§ Request:
Where the string "this" occurs in the material below, report the whole line.

§ Records supplied:
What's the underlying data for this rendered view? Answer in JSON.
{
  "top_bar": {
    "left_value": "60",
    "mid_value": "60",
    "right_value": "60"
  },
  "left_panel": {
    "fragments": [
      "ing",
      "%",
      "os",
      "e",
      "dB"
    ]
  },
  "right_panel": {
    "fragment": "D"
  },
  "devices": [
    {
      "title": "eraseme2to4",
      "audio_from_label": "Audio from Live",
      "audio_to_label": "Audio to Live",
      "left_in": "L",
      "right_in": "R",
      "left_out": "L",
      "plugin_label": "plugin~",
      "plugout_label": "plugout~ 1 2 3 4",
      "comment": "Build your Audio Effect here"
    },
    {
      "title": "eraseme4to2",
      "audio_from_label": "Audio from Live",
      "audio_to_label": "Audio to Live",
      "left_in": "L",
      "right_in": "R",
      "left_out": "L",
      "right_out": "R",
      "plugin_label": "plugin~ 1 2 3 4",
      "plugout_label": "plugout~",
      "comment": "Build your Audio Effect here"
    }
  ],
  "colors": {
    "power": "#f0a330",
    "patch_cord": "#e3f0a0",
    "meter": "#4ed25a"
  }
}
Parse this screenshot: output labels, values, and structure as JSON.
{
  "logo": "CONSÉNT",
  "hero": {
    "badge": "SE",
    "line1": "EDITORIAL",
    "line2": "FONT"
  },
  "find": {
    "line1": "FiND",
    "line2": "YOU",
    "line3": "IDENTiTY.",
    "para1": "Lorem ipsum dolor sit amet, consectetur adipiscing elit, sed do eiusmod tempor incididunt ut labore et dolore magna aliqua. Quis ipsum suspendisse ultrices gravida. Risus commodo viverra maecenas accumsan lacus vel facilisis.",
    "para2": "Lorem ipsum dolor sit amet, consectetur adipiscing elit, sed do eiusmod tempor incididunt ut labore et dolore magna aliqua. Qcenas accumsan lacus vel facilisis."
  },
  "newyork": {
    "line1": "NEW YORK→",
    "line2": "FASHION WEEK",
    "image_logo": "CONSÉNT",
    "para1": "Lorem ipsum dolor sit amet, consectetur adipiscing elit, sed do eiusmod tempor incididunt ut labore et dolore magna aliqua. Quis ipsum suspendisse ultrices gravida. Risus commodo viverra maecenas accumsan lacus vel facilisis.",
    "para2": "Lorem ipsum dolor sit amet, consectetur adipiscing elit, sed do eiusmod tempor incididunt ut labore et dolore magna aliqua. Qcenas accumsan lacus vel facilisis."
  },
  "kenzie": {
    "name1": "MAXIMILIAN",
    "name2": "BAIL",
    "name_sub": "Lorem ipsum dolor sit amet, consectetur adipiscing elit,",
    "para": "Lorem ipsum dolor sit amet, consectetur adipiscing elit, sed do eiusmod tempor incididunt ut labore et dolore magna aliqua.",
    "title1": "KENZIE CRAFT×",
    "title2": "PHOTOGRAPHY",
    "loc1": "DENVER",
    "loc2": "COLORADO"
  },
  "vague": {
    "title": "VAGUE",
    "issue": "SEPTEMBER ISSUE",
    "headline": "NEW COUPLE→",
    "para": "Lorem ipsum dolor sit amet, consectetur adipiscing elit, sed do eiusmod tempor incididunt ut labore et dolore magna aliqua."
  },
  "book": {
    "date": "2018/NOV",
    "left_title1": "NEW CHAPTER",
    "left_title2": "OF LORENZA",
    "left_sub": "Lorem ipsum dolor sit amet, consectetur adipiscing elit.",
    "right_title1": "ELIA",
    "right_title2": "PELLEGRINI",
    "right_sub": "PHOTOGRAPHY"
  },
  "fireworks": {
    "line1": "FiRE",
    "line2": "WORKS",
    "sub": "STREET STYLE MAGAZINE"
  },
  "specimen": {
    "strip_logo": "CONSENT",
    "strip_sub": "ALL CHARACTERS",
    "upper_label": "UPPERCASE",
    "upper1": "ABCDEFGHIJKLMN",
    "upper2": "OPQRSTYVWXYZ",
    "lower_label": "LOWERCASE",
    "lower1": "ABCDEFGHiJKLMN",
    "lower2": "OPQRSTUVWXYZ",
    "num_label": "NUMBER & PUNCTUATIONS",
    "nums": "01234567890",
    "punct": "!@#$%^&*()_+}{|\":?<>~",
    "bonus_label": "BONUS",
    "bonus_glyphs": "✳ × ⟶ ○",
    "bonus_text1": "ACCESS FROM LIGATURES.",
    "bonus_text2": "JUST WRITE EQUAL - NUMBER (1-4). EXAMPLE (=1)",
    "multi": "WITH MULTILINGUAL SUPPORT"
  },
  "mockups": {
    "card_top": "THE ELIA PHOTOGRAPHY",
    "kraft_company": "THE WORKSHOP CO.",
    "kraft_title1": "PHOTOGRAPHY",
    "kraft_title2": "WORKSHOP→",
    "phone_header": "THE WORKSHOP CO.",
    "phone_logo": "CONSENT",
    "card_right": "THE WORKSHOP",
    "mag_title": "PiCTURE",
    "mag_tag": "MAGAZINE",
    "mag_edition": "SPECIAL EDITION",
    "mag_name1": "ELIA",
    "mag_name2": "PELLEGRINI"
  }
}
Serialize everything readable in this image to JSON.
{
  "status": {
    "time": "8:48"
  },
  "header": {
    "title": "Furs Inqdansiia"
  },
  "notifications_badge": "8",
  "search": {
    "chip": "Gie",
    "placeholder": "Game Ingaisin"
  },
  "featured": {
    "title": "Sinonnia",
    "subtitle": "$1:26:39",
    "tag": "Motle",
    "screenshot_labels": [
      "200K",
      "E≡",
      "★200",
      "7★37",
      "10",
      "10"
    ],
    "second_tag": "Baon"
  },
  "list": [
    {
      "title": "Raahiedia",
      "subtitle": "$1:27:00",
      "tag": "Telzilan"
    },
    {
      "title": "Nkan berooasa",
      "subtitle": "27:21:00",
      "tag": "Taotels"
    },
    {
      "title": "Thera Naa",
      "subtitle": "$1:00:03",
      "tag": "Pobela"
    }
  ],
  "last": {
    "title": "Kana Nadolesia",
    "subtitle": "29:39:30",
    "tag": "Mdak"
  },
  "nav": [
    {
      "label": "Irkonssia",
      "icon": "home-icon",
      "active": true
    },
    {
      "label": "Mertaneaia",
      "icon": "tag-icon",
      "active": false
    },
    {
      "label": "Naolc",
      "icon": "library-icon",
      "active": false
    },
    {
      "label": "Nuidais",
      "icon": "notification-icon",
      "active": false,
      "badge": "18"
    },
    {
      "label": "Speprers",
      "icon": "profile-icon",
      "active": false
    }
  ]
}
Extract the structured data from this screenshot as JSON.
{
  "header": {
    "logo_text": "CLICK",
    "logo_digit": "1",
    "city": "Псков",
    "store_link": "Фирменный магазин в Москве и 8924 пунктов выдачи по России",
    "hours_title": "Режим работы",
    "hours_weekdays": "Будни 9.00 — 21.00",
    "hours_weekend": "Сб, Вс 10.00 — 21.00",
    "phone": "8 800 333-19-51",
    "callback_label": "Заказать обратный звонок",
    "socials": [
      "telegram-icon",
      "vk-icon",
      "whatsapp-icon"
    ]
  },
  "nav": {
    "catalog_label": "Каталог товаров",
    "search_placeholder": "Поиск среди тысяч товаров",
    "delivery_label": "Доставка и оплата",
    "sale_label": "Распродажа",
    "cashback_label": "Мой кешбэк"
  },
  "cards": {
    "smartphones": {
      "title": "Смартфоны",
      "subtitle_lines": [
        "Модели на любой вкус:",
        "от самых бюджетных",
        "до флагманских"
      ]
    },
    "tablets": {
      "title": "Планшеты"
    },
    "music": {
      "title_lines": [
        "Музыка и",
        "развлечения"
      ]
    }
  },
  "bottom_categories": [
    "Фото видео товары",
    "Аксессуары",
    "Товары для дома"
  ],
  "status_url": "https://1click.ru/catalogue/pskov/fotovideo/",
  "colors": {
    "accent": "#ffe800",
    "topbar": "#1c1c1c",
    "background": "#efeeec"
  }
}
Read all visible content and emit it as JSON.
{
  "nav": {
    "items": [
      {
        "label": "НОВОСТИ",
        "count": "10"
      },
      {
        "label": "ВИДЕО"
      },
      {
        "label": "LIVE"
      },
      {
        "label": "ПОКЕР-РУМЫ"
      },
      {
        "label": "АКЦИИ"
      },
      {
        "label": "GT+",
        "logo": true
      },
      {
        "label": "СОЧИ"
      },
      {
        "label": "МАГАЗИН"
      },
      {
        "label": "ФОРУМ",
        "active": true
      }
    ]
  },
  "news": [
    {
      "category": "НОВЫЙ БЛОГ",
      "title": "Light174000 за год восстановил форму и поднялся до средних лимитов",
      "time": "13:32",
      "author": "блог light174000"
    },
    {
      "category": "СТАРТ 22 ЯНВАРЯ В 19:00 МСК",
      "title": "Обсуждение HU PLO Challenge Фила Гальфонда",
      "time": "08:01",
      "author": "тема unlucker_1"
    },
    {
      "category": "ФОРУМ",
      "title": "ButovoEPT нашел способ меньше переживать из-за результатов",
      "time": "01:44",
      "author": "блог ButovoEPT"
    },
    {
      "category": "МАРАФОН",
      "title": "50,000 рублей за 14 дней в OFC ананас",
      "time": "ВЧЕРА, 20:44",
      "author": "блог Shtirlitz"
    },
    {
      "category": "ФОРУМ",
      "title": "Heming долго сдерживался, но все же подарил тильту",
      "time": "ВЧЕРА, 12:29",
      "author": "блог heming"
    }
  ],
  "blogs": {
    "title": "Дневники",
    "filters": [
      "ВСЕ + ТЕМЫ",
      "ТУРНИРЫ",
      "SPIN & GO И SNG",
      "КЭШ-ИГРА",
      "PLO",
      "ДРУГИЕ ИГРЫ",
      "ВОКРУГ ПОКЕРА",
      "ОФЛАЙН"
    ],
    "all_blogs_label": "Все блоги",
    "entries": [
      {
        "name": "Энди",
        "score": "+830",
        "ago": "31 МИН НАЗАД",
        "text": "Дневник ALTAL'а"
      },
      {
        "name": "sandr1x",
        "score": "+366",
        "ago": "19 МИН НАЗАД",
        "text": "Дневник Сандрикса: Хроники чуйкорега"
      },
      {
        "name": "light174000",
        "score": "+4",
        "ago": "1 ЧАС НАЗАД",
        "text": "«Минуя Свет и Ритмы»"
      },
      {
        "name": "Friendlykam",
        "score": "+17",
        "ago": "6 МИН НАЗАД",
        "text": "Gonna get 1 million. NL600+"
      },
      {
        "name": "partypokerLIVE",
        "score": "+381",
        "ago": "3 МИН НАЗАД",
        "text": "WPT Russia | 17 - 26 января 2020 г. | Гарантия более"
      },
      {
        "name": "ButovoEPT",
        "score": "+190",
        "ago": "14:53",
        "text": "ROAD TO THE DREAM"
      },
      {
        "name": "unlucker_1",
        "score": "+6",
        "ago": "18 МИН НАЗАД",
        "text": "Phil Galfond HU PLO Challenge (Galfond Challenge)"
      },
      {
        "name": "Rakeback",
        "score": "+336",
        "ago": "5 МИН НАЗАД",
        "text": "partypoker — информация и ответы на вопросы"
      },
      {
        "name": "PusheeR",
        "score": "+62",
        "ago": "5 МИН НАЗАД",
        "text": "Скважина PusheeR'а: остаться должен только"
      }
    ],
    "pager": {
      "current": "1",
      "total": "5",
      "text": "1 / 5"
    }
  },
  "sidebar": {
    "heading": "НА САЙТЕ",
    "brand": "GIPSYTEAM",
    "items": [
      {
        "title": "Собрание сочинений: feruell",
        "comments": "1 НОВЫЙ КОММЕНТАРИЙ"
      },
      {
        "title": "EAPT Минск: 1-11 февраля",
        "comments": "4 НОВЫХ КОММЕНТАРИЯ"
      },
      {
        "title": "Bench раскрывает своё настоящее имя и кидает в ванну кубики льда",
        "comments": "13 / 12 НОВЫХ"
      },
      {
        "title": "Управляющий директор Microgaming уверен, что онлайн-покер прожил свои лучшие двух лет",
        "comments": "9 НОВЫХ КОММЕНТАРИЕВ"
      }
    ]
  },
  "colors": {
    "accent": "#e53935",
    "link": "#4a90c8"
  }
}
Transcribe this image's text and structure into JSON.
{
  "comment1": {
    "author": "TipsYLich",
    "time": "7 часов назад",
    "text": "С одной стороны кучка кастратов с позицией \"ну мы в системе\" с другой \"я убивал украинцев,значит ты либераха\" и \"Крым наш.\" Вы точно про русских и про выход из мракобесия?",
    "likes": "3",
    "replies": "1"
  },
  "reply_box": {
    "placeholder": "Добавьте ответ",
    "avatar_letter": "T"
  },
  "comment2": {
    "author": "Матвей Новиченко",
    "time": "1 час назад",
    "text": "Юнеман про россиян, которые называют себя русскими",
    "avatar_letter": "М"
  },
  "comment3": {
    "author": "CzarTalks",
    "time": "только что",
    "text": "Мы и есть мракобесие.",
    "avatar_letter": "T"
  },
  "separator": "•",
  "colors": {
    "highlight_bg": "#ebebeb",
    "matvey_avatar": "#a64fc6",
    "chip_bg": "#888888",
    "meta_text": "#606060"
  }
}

§ Solution to the problem:
What's the underlying data for this rendered view? Answer in JSON.
Parse this screenshot: output labels, values, and structure as JSON.
Serialize everything readable in this image to JSON.
Extract the structured data from this screenshot as JSON.
Transcribe this image's text and structure into JSON.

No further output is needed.